Short task:
Reproduce each line exactly. Skip none.

Dataset excerpts:
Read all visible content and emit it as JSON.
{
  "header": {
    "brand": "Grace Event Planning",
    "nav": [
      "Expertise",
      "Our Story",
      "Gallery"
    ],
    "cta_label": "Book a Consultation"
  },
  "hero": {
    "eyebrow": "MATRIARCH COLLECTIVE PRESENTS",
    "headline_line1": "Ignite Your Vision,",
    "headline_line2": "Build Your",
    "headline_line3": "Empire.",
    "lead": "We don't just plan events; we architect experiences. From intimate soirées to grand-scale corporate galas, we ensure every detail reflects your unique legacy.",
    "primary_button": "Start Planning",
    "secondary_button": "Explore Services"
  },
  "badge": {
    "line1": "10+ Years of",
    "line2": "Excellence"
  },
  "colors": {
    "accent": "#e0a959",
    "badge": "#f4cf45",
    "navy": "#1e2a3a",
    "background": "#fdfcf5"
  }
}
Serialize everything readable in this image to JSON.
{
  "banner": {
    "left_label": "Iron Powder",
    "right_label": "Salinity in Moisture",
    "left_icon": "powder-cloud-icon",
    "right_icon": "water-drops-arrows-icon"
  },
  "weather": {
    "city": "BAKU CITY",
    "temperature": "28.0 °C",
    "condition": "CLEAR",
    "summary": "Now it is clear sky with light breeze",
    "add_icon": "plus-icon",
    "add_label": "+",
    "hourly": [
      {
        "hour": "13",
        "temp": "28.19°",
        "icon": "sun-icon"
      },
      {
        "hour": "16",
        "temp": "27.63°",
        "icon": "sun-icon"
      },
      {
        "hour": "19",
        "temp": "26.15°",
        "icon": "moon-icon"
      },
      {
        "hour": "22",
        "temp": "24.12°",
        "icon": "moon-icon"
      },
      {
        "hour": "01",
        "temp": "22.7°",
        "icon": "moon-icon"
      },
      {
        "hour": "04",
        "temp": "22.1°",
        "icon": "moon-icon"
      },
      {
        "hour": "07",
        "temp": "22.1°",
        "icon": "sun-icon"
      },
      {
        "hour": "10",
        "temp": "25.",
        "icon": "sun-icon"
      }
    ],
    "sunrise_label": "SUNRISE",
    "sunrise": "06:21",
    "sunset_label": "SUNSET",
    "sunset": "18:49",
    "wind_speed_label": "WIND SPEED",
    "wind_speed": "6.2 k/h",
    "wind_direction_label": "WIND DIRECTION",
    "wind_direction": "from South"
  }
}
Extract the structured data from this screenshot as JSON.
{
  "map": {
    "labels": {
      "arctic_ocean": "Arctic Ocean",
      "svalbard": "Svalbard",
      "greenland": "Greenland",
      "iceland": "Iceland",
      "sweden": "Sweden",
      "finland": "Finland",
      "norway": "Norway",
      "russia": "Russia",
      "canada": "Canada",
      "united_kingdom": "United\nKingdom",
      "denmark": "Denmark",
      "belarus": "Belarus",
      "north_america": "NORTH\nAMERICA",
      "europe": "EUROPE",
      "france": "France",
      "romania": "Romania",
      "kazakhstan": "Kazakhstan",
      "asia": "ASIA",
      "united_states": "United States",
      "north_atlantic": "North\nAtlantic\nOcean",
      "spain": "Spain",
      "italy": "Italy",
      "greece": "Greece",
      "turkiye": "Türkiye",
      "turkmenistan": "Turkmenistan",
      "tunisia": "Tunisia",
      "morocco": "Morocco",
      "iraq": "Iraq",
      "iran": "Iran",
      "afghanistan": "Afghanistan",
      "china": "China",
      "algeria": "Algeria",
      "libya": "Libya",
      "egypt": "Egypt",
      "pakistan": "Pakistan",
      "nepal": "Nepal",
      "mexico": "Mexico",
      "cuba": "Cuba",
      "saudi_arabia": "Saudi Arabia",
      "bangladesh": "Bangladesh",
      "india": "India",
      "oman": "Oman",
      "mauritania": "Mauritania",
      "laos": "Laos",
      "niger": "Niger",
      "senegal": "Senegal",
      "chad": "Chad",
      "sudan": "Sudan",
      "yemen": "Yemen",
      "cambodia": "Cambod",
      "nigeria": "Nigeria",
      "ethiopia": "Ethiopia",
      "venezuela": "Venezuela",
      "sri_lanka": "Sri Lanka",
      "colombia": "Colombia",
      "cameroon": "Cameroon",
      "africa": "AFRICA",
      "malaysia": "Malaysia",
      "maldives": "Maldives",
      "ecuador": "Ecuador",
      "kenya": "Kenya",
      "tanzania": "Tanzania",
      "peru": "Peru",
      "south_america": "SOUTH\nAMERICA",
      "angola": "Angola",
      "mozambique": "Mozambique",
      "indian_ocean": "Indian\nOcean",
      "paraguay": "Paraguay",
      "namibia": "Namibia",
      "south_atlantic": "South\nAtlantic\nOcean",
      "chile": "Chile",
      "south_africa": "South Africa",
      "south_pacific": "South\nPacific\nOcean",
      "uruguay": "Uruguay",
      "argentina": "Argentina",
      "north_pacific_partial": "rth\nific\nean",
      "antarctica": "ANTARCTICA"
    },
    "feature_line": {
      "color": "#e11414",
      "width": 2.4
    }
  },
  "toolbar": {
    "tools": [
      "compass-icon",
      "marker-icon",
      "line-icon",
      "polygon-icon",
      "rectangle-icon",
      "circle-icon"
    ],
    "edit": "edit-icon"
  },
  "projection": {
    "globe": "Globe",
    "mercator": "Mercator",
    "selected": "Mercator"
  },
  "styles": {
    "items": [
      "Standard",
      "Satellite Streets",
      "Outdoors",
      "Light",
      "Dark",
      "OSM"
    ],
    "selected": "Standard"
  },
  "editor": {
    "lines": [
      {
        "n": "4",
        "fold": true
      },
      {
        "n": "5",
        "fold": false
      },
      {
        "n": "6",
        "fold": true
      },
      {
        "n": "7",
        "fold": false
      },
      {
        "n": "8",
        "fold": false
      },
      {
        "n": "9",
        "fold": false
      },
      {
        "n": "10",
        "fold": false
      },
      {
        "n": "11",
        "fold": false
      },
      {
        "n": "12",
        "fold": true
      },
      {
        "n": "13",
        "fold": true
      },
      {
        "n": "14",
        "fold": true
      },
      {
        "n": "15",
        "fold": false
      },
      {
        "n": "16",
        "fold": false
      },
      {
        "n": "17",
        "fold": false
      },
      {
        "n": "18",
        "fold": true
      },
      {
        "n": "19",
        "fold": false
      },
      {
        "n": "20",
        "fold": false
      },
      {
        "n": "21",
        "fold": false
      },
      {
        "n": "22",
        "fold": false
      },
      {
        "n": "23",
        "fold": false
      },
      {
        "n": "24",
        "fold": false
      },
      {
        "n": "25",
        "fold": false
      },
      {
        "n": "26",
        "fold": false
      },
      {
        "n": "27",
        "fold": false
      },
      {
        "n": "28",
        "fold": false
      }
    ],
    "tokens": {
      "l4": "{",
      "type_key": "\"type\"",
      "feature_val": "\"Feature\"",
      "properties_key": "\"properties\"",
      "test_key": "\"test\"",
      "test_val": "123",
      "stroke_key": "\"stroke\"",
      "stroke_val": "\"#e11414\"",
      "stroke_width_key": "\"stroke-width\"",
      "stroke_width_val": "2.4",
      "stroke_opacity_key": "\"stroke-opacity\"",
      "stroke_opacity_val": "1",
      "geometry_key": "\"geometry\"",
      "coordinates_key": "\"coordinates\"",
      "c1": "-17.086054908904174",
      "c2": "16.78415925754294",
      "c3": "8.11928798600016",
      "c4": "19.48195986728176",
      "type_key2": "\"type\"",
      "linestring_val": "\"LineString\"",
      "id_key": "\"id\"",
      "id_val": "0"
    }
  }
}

The result:
Read all visible content and emit it as JSON.
{
  "header": {
    "brand": "Grace Event Planning",
    "nav": [
      "Expertise",
      "Our Story",
      "Gallery"
    ],
    "cta_label": "Book a Consultation"
  },
  "hero": {
    "eyebrow": "MATRIARCH COLLECTIVE PRESENTS",
    "headline_line1": "Ignite Your Vision,",
    "headline_line2": "Build Your",
    "headline_line3": "Empire.",
    "lead": "We don't just plan events; we architect experiences. From intimate soirées to grand-scale corporate galas, we ensure every detail reflects your unique legacy.",
    "primary_button": "Start Planning",
    "secondary_button": "Explore Services"
  },
  "badge": {
    "line1": "10+ Years of",
    "line2": "Excellence"
  },
  "colors": {
    "accent": "#e0a959",
    "badge": "#f4cf45",
    "navy": "#1e2a3a",
    "background": "#fdfcf5"
  }
}
Serialize everything readable in this image to JSON.
{
  "banner": {
    "left_label": "Iron Powder",
    "right_label": "Salinity in Moisture",
    "left_icon": "powder-cloud-icon",
    "right_icon": "water-drops-arrows-icon"
  },
  "weather": {
    "city": "BAKU CITY",
    "temperature": "28.0 °C",
    "condition": "CLEAR",
    "summary": "Now it is clear sky with light breeze",
    "add_icon": "plus-icon",
    "add_label": "+",
    "hourly": [
      {
        "hour": "13",
        "temp": "28.19°",
        "icon": "sun-icon"
      },
      {
        "hour": "16",
        "temp": "27.63°",
        "icon": "sun-icon"
      },
      {
        "hour": "19",
        "temp": "26.15°",
        "icon": "moon-icon"
      },
      {
        "hour": "22",
        "temp": "24.12°",
        "icon": "moon-icon"
      },
      {
        "hour": "01",
        "temp": "22.7°",
        "icon": "moon-icon"
      },
      {
        "hour": "04",
        "temp": "22.1°",
        "icon": "moon-icon"
      },
      {
        "hour": "07",
        "temp": "22.1°",
        "icon": "sun-icon"
      },
      {
        "hour": "10",
        "temp": "25.",
        "icon": "sun-icon"
      }
    ],
    "sunrise_label": "SUNRISE",
    "sunrise": "06:21",
    "sunset_label": "SUNSET",
    "sunset": "18:49",
    "wind_speed_label": "WIND SPEED",
    "wind_speed": "6.2 k/h",
    "wind_direction_label": "WIND DIRECTION",
    "wind_direction": "from South"
  }
}
Extract the structured data from this screenshot as JSON.
{
  "map": {
    "labels": {
      "arctic_ocean": "Arctic Ocean",
      "svalbard": "Svalbard",
      "greenland": "Greenland",
      "iceland": "Iceland",
      "sweden": "Sweden",
      "finland": "Finland",
      "norway": "Norway",
      "russia": "Russia",
      "canada": "Canada",
      "united_kingdom": "United\nKingdom",
      "denmark": "Denmark",
      "belarus": "Belarus",
      "north_america": "NORTH\nAMERICA",
      "europe": "EUROPE",
      "france": "France",
      "romania": "Romania",
      "kazakhstan": "Kazakhstan",
      "asia": "ASIA",
      "united_states": "United States",
      "north_atlantic": "North\nAtlantic\nOcean",
      "spain": "Spain",
      "italy": "Italy",
      "greece": "Greece",
      "turkiye": "Türkiye",
      "turkmenistan": "Turkmenistan",
      "tunisia": "Tunisia",
      "morocco": "Morocco",
      "iraq": "Iraq",
      "iran": "Iran",
      "afghanistan": "Afghanistan",
      "china": "China",
      "algeria": "Algeria",
      "libya": "Libya",
      "egypt": "Egypt",
      "pakistan": "Pakistan",
      "nepal": "Nepal",
      "mexico": "Mexico",
      "cuba": "Cuba",
      "saudi_arabia": "Saudi Arabia",
      "bangladesh": "Bangladesh",
      "india": "India",
      "oman": "Oman",
      "mauritania": "Mauritania",
      "laos": "Laos",
      "niger": "Niger",
      "senegal": "Senegal",
      "chad": "Chad",
      "sudan": "Sudan",
      "yemen": "Yemen",
      "cambodia": "Cambod",
      "nigeria": "Nigeria",
      "ethiopia": "Ethiopia",
      "venezuela": "Venezuela",
      "sri_lanka": "Sri Lanka",
      "colombia": "Colombia",
      "cameroon": "Cameroon",
      "africa": "AFRICA",
      "malaysia": "Malaysia",
      "maldives": "Maldives",
      "ecuador": "Ecuador",
      "kenya": "Kenya",
      "tanzania": "Tanzania",
      "peru": "Peru",
      "south_america": "SOUTH\nAMERICA",
      "angola": "Angola",
      "mozambique": "Mozambique",
      "indian_ocean": "Indian\nOcean",
      "paraguay": "Paraguay",
      "namibia": "Namibia",
      "south_atlantic": "South\nAtlantic\nOcean",
      "chile": "Chile",
      "south_africa": "South Africa",
      "south_pacific": "South\nPacific\nOcean",
      "uruguay": "Uruguay",
      "argentina": "Argentina",
      "north_pacific_partial": "rth\nific\nean",
      "antarctica": "ANTARCTICA"
    },
    "feature_line": {
      "color": "#e11414",
      "width": 2.4
    }
  },
  "toolbar": {
    "tools": [
      "compass-icon",
      "marker-icon",
      "line-icon",
      "polygon-icon",
      "rectangle-icon",
      "circle-icon"
    ],
    "edit": "edit-icon"
  },
  "projection": {
    "globe": "Globe",
    "mercator": "Mercator",
    "selected": "Mercator"
  },
  "styles": {
    "items": [
      "Standard",
      "Satellite Streets",
      "Outdoors",
      "Light",
      "Dark",
      "OSM"
    ],
    "selected": "Standard"
  },
  "editor": {
    "lines": [
      {
        "n": "4",
        "fold": true
      },
      {
        "n": "5",
        "fold": false
      },
      {
        "n": "6",
        "fold": true
      },
      {
        "n": "7",
        "fold": false
      },
      {
        "n": "8",
        "fold": false
      },
      {
        "n": "9",
        "fold": false
      },
      {
        "n": "10",
        "fold": false
      },
      {
        "n": "11",
        "fold": false
      },
      {
        "n": "12",
        "fold": true
      },
      {
        "n": "13",
        "fold": true
      },
      {
        "n": "14",
        "fold": true
      },
      {
        "n": "15",
        "fold": false
      },
      {
        "n": "16",
        "fold": false
      },
      {
        "n": "17",
        "fold": false
      },
      {
        "n": "18",
        "fold": true
      },
      {
        "n": "19",
        "fold": false
      },
      {
        "n": "20",
        "fold": false
      },
      {
        "n": "21",
        "fold": false
      },
      {
        "n": "22",
        "fold": false
      },
      {
        "n": "23",
        "fold": false
      },
      {
        "n": "24",
        "fold": false
      },
      {
        "n": "25",
        "fold": false
      },
      {
        "n": "26",
        "fold": false
      },
      {
        "n": "27",
        "fold": false
      },
      {
        "n": "28",
        "fold": false
      }
    ],
    "tokens": {
      "l4": "{",
      "type_key": "\"type\"",
      "feature_val": "\"Feature\"",
      "properties_key": "\"properties\"",
      "test_key": "\"test\"",
      "test_val": "123",
      "stroke_key": "\"stroke\"",
      "stroke_val": "\"#e11414\"",
      "stroke_width_key": "\"stroke-width\"",
      "stroke_width_val": "2.4",
      "stroke_opacity_key": "\"stroke-opacity\"",
      "stroke_opacity_val": "1",
      "geometry_key": "\"geometry\"",
      "coordinates_key": "\"coordinates\"",
      "c1": "-17.086054908904174",
      "c2": "16.78415925754294",
      "c3": "8.11928798600016",
      "c4": "19.48195986728176",
      "type_key2": "\"type\"",
      "linestring_val": "\"LineString\"",
      "id_key": "\"id\"",
      "id_val": "0"
    }
  }
}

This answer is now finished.